**REQUIRED TASK:** Reply with one number: the count of lines in the data that hold the string "Glint".
---------- DATASET ROWS ----------
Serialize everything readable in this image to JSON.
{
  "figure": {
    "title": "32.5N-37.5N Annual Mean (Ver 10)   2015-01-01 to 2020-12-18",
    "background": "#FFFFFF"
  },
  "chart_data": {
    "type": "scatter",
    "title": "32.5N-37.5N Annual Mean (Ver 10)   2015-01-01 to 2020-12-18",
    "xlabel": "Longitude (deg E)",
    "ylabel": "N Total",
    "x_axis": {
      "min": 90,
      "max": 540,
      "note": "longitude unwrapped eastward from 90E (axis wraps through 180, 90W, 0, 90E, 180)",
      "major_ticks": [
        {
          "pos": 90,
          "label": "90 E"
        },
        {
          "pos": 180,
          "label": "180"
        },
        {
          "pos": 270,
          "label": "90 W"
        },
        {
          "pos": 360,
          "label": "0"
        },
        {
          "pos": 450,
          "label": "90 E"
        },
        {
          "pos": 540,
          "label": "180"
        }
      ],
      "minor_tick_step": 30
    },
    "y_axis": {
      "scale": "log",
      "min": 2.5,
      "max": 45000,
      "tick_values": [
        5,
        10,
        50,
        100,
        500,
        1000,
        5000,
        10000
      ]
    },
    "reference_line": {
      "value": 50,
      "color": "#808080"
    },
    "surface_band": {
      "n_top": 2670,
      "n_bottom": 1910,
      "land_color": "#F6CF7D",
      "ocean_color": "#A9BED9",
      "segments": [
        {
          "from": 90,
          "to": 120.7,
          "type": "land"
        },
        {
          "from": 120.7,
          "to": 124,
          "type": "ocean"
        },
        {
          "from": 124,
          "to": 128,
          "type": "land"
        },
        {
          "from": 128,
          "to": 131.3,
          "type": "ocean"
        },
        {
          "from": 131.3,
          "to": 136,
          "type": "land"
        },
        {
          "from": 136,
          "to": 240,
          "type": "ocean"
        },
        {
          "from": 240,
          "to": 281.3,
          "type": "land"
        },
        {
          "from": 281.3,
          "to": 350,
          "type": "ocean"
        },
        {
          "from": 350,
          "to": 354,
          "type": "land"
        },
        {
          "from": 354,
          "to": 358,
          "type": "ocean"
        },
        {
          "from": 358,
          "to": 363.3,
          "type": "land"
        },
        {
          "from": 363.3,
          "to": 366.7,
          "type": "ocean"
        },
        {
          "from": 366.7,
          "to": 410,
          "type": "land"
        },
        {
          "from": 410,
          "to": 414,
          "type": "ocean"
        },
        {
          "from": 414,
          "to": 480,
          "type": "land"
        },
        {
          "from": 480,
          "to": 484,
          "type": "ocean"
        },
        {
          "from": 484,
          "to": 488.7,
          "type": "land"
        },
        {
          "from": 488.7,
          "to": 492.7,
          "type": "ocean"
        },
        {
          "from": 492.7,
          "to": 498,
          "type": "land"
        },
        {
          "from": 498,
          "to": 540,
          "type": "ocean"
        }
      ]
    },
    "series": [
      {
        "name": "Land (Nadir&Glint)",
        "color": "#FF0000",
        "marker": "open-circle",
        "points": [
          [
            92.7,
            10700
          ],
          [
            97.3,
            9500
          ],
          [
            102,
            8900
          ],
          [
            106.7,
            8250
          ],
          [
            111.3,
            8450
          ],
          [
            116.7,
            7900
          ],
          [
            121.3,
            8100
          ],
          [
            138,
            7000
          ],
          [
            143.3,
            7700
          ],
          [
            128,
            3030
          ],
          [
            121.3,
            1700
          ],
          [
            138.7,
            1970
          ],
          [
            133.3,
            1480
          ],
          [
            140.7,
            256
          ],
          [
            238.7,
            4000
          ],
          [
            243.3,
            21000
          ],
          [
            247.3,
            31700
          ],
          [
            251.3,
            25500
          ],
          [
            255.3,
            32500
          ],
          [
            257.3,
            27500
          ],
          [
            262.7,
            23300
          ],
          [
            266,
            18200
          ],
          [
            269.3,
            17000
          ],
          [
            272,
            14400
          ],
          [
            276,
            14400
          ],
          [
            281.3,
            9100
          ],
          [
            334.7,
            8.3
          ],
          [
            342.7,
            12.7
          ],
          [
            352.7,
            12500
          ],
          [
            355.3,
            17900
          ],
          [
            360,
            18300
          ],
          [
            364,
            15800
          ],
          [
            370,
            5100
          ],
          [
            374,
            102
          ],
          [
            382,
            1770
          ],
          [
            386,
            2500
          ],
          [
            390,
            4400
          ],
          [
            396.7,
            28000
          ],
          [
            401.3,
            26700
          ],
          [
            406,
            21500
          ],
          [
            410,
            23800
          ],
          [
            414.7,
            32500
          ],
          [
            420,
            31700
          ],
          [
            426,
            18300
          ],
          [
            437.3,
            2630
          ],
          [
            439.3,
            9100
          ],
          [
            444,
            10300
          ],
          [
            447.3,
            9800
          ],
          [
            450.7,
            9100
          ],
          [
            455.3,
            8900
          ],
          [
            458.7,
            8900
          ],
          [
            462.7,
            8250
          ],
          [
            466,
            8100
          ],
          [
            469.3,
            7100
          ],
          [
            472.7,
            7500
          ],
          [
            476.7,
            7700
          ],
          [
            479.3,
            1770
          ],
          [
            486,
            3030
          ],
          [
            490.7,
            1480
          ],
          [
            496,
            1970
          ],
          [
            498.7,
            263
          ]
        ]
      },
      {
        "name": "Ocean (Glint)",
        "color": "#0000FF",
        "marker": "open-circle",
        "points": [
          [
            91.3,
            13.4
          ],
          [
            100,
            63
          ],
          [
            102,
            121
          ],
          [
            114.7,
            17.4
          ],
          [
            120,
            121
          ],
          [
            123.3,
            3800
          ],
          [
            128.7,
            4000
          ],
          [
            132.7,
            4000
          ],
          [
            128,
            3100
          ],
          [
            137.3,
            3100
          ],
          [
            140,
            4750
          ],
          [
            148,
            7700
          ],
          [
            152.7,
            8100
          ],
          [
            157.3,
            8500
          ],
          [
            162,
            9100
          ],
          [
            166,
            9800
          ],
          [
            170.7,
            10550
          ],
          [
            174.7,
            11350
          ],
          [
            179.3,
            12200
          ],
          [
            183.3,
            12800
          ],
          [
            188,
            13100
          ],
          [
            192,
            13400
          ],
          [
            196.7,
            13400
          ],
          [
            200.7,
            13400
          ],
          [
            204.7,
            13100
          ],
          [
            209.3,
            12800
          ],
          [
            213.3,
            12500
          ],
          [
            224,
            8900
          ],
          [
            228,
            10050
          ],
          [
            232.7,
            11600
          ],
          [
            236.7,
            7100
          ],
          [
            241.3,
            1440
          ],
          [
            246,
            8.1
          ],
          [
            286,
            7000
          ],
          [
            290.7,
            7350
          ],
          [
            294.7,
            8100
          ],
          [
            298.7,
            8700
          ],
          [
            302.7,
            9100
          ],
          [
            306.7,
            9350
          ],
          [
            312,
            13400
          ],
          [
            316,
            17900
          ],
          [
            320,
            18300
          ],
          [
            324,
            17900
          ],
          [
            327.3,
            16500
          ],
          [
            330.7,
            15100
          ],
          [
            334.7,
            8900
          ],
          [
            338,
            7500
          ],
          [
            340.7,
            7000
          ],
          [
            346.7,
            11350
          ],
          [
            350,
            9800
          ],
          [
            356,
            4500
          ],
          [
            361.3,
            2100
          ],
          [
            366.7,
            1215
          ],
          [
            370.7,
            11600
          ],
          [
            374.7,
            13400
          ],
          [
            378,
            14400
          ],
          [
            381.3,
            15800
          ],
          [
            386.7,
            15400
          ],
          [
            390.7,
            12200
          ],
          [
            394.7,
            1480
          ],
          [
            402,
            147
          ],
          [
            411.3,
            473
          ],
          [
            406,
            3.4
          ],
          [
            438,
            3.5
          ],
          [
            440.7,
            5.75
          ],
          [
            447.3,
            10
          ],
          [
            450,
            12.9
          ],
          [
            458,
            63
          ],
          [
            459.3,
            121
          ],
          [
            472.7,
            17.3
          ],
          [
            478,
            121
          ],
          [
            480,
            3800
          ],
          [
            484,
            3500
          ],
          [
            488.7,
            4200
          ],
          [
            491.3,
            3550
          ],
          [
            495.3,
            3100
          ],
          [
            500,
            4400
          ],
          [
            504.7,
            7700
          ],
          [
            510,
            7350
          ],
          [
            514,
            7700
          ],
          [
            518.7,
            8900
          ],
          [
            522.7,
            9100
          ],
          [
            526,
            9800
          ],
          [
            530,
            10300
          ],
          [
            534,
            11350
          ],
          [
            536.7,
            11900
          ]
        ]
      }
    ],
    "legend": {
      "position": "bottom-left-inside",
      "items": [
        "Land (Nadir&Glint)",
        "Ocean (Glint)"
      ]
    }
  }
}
----------
**THE OUTPUT:** 4